▼▼▼
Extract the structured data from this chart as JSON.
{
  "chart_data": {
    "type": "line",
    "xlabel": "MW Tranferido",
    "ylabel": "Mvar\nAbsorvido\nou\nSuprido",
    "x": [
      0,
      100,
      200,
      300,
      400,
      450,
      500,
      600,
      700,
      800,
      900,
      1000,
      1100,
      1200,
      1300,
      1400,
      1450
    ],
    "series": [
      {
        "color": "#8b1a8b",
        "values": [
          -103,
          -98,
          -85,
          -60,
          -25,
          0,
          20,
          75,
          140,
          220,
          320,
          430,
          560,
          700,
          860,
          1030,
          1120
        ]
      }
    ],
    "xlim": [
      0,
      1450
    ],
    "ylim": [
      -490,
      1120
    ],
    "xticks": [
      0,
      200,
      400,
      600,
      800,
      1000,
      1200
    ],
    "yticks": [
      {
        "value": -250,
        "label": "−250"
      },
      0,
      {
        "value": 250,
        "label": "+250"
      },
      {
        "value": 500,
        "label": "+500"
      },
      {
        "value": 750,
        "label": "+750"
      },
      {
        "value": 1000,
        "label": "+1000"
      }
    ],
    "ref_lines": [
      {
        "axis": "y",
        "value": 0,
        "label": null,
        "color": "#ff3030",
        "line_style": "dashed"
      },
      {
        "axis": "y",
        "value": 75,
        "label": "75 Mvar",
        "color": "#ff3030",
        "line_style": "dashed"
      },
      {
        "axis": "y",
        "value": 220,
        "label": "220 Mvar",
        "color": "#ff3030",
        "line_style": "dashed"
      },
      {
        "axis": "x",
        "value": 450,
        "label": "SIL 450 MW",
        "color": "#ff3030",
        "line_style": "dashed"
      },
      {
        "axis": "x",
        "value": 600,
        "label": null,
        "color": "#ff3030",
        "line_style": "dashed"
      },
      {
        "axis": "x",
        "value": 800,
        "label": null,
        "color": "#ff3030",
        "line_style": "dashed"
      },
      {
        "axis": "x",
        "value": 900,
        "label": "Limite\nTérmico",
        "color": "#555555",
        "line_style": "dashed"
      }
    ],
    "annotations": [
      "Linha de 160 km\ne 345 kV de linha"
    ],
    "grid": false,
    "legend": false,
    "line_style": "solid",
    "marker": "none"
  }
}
▲▲▲
- [Brief]: Repeat the preceding lines exactly, please, every one of them.

- [Response to the task]:
Extract the structured data from this chart as JSON.
{
  "chart_data": {
    "type": "line",
    "xlabel": "MW Tranferido",
    "ylabel": "Mvar\nAbsorvido\nou\nSuprido",
    "x": [
      0,
      100,
      200,
      300,
      400,
      450,
      500,
      600,
      700,
      800,
      900,
      1000,
      1100,
      1200,
      1300,
      1400,
      1450
    ],
    "series": [
      {
        "color": "#8b1a8b",
        "values": [
          -103,
          -98,
          -85,
          -60,
          -25,
          0,
          20,
          75,
          140,
          220,
          320,
          430,
          560,
          700,
          860,
          1030,
          1120
        ]
      }
    ],
    "xlim": [
      0,
      1450
    ],
    "ylim": [
      -490,
      1120
    ],
    "xticks": [
      0,
      200,
      400,
      600,
      800,
      1000,
      1200
    ],
    "yticks": [
      {
        "value": -250,
        "label": "−250"
      },
      0,
      {
        "value": 250,
        "label": "+250"
      },
      {
        "value": 500,
        "label": "+500"
      },
      {
        "value": 750,
        "label": "+750"
      },
      {
        "value": 1000,
        "label": "+1000"
      }
    ],
    "ref_lines": [
      {
        "axis": "y",
        "value": 0,
        "label": null,
        "color": "#ff3030",
        "line_style": "dashed"
      },
      {
        "axis": "y",
        "value": 75,
        "label": "75 Mvar",
        "color": "#ff3030",
        "line_style": "dashed"
      },
      {
        "axis": "y",
        "value": 220,
        "label": "220 Mvar",
        "color": "#ff3030",
        "line_style": "dashed"
      },
      {
        "axis": "x",
        "value": 450,
        "label": "SIL 450 MW",
        "color": "#ff3030",
        "line_style": "dashed"
      },
      {
        "axis": "x",
        "value": 600,
        "label": null,
        "color": "#ff3030",
        "line_style": "dashed"
      },
      {
        "axis": "x",
        "value": 800,
        "label": null,
        "color": "#ff3030",
        "line_style": "dashed"
      },
      {
        "axis": "x",
        "value": 900,
        "label": "Limite\nTérmico",
        "color": "#555555",
        "line_style": "dashed"
      }
    ],
    "annotations": [
      "Linha de 160 km\ne 345 kV de linha"
    ],
    "grid": false,
    "legend": false,
    "line_style": "solid",
    "marker": "none"
  }
}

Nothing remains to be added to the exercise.